* EXERCISE SET:
[1] List the application areas named in the first sentence of the passage on node localization in ad-hoc networks.
[2] Write the next part of the passage on node localization in ad-hoc networks, beginning after its final sentence.

==== DOCUMENT SECTION

Node localization in ad-hoc networks have emerging applications in homeland security, law enforcement, defense command and control, emergency services, and traffic alert. These systems promise to considerably reduce the society’s vulnerabilities to catastrophic events and improve the quality of life. Typical examples include emergency 911 (E911) (Mayorga, C.L.F. et al. 2007), tracking a fire fighter (Ingram, S.J. et al. 2004), battlefield command and control (Venkatesh, S. et al. 2008), vehicle safety, etc. These techniques also help to enhance wireless routing (Stojmenovic, I. 2002), (Karimi, H.A. et al. 2001) and resource allocation (Haddad, E. C. et al. 2003) performance in ad-hoc networks.

========
==== RECORDS SHOWN

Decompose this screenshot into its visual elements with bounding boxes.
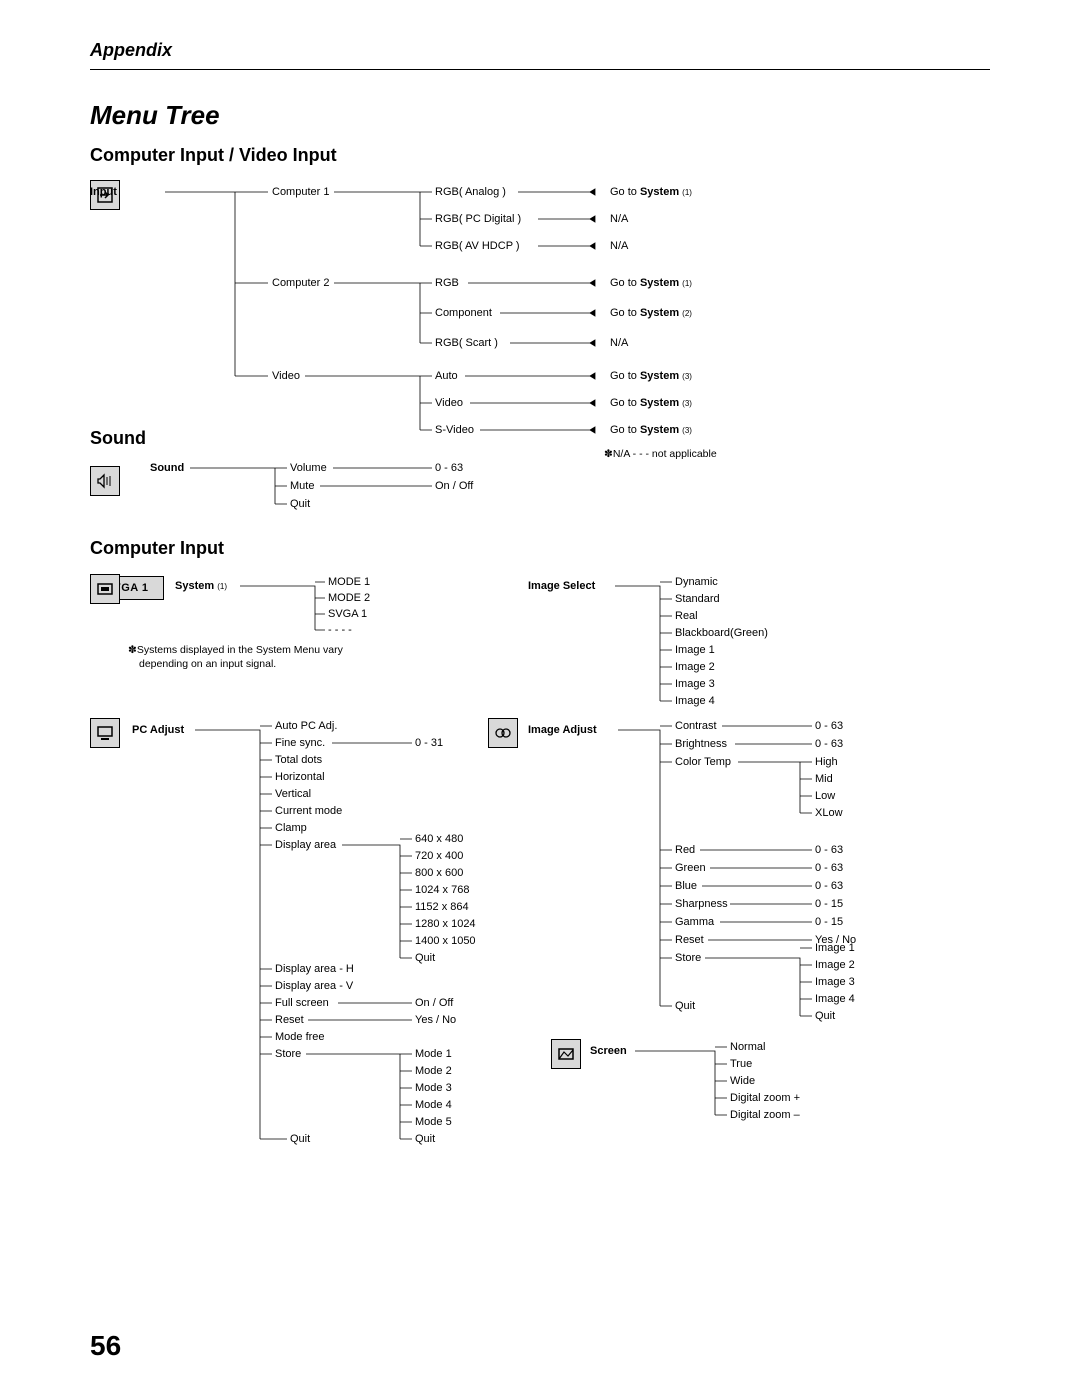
document-page: Appendix Menu Tree Computer Input / Vide…: [0, 0, 1080, 1397]
page-number: 56: [90, 1330, 121, 1362]
tree-connectors: [90, 172, 990, 1182]
menu-tree-diagram: Input Computer 1 RGB( Analog ) RGB( PC D…: [90, 172, 990, 1182]
header-rule: [90, 69, 990, 70]
section-computer-video: Computer Input / Video Input: [90, 145, 990, 166]
appendix-header: Appendix: [90, 40, 990, 61]
page-title: Menu Tree: [90, 100, 990, 131]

========

* RESULTS BY TASK:
[1] homeland security, law enforcement, defense command and control, emergency services, traffic alert

[2]
In E911, the cell phone starting an emergency call is localized with an error that is in the order of 100 meters (for 95 percent of calls). In a building on fire, it is hard for fire fighters to find their position and their way out. While if fire fighters’ 3-dimentional (3-D) position can be tracked by commander or fire fighters themselves, then they can make their way out by themselves or under the commander’s guidance. In battlefield, soldiers’ position information allows commanders to maintain central command procedure. In addition, it allows them to monitor the health of soldiers, and provide support in emergency situations.

Accordingly, many localization methods have been proposed. Examples include GPS (global positioning system) plus communication (Karimi, H.A. et al. 2001), received signal strength indication (RSSI) (Bulusu, N. et al. 2000), (Konrad L. et al. 2005), time-of-arrival (TOA) fusion (Goud, P. et al. 1991), time difference-of-arrival (TDOA) fusion (Gillette, M. D. et al. 2008), direction-of-arrival (DOA) fusion (Girod, L. et al. 2006), (Niculescu, D. et al. 2003), joint TOA-DOA estimation (Tong, H. et al. 2007), and multi-node TOA-DOA fusion (Wang, Z. et al. 2009), etc.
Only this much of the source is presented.